▶ [THE TASK]:
Wherever the word "title" shows up in a line, please copy that line.

▶ [MATERIAL SUPPLIED]:
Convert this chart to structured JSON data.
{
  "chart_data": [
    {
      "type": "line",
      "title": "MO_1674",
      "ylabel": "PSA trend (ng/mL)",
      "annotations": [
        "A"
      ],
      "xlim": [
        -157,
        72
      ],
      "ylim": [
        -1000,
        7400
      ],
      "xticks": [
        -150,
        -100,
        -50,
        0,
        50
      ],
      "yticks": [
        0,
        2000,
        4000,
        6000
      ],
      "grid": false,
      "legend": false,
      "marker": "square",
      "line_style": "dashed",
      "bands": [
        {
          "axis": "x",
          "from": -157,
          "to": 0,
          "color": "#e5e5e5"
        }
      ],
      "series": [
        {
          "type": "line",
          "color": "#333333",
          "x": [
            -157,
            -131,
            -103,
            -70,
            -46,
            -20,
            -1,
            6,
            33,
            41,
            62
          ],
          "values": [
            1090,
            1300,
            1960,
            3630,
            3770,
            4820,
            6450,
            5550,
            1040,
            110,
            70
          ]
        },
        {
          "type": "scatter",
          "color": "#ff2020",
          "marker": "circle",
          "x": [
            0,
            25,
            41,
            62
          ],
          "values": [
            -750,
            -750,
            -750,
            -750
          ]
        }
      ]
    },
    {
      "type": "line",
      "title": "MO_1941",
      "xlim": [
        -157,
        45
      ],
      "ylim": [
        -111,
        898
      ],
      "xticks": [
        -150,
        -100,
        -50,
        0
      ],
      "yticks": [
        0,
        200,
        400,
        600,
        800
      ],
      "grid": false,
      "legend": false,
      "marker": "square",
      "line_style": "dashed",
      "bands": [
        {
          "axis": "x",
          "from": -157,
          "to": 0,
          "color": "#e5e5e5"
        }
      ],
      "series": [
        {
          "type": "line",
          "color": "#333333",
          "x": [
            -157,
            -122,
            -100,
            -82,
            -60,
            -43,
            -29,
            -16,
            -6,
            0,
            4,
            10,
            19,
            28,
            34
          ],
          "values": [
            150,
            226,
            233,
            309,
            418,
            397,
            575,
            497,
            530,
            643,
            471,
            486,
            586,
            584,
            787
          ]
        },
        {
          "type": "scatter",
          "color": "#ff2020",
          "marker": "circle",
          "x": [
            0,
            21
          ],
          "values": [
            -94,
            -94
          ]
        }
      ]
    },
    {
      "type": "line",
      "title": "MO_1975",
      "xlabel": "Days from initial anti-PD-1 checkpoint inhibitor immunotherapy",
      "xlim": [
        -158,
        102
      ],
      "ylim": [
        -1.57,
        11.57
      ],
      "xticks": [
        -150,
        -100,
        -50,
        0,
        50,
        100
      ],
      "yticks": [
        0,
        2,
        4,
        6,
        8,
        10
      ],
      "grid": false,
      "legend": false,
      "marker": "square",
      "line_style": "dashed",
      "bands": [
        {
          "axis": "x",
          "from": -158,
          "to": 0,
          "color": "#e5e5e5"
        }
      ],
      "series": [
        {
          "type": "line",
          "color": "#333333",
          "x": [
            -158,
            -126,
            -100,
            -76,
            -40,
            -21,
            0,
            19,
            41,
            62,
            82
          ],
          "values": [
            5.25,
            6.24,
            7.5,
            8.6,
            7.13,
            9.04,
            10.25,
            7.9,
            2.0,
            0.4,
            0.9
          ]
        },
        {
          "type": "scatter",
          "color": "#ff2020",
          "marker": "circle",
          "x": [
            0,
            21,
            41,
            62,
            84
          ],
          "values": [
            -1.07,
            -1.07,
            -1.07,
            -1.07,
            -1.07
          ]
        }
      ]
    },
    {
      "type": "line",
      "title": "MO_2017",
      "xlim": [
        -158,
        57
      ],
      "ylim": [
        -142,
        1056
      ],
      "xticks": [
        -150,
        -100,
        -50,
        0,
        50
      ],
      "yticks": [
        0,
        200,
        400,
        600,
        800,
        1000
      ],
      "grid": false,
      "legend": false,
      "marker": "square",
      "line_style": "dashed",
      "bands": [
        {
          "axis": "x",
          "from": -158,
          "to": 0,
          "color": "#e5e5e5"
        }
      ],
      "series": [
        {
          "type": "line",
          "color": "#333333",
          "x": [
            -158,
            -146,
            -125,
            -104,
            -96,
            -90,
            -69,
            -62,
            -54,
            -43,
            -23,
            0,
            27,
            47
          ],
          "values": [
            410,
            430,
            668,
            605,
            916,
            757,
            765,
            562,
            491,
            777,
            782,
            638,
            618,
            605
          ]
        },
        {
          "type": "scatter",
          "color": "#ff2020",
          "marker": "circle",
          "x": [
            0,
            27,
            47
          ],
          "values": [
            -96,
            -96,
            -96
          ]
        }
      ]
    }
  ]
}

▶ [RIGHT ANSWER]:
      "title": "MO_1674",
      "title": "MO_1941",
      "title": "MO_1975",
      "title": "MO_2017",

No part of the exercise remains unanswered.